### [Check your understanding]
1. In the post below about failing to upgrade WindowsAzure.Storage, what is the only version of the package that will install on the second machine?
2. Continue the post below about failing to upgrade WindowsAzure.Storage, picking up after its last sentence.
(Document extract)
Cannot upgrade WindowsAzure.Storage to 8.1.1 - azure-webjobs

I have a solution that contains 2 webjobs projects in it. The solution was developed on one machine using VS2015. I recently upgraded the solution to VS2017. Both of the webjobs projects have WindowsAzure.Storage v8.1.1 installed on it. There are also 2 other projects in the solution that have WindowsAzure.Storage v8.1.1 installed.
This solution is saved in TFS.
On a second, freshly built machine with VS2017 installed, I fetched a copy of the solution from TFS. Many of the references from Nuget were not found. After some time, I was able to refresh all the Nuget package for the solution. All but WindowsAzure.Storage v8.1.1. The only version that will install on the new machine is v7.2.1. When I try to upgrade the solution to v8.2.1 it simply fails and rolls back. I'm not getting any indication what it's failing on.
(End Document extract)
(Data shown)
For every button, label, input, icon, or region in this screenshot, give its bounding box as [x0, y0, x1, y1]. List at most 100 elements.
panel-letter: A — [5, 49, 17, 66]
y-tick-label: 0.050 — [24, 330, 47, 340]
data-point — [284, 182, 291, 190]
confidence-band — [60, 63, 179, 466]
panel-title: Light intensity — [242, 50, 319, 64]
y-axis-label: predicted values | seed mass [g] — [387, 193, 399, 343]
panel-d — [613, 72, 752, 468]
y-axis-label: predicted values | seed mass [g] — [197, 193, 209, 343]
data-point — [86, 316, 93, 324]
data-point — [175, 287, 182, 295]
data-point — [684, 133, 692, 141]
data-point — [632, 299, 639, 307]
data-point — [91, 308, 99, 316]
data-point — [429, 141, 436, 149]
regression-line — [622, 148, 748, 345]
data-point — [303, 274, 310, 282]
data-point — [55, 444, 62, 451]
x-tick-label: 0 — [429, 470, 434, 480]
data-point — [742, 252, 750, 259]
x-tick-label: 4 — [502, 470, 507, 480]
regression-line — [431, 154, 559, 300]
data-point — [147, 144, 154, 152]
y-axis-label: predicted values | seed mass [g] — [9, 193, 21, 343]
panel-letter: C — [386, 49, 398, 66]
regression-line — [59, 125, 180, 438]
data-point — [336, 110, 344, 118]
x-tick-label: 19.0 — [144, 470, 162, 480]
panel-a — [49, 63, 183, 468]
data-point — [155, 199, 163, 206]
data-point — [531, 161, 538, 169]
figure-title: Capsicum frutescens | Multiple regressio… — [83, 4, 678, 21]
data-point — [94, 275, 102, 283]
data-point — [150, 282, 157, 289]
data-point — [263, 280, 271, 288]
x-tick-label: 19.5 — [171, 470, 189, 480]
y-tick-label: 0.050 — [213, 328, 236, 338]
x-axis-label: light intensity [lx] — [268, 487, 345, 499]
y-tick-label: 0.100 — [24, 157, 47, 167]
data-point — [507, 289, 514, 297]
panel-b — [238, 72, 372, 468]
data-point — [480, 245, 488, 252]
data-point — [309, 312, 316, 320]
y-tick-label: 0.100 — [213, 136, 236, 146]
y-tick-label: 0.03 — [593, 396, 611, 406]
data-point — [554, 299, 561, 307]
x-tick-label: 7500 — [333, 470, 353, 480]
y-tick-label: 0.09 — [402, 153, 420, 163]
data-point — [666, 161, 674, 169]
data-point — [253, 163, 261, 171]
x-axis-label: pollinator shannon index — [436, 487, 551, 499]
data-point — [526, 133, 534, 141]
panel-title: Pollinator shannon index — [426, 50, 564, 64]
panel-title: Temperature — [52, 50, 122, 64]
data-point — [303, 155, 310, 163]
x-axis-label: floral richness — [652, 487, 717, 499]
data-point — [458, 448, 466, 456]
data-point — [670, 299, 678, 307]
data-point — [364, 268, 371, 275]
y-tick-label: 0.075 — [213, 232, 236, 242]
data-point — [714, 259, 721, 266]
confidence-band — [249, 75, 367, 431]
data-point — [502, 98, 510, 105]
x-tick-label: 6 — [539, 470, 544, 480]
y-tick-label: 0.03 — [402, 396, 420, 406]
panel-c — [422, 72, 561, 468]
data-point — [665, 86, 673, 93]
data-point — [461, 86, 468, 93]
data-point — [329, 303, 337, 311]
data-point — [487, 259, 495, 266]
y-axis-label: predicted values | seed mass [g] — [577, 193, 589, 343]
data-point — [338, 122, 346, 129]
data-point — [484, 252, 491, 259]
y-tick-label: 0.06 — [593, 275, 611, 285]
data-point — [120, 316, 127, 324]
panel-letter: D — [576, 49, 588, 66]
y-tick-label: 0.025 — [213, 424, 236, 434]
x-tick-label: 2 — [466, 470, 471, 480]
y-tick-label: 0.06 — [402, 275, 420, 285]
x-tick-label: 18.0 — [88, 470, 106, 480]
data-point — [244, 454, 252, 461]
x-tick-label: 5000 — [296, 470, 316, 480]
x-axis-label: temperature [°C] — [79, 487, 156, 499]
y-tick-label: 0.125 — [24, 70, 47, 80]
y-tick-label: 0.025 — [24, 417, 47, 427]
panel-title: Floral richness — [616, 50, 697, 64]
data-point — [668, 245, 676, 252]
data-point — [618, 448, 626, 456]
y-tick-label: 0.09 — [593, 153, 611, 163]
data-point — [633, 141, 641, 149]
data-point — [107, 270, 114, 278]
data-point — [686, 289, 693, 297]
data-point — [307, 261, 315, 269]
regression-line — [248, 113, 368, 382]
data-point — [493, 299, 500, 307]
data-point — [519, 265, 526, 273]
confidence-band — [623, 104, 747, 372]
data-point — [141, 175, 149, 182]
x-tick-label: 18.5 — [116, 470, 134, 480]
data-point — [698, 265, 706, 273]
(End Data shown)
### [Answers for each item]
1. v7.2.1

2.
The other 2 projects that are using v8.1.1 install fine on both machines. It seems that the issue is only on the webjobs projects.
The 2 webjobs projects are targeting different platforms. One is targeting 4.6.1 and the other is targeting 4.5.2.
I've been working on this for several days now. Since I don't seem to be any closer to solving the problem, I decided to ask the question here.
I'm thinking I'm missing an install of something, but I'm not getting enough feedback from Nuget to let me know what I'm missing.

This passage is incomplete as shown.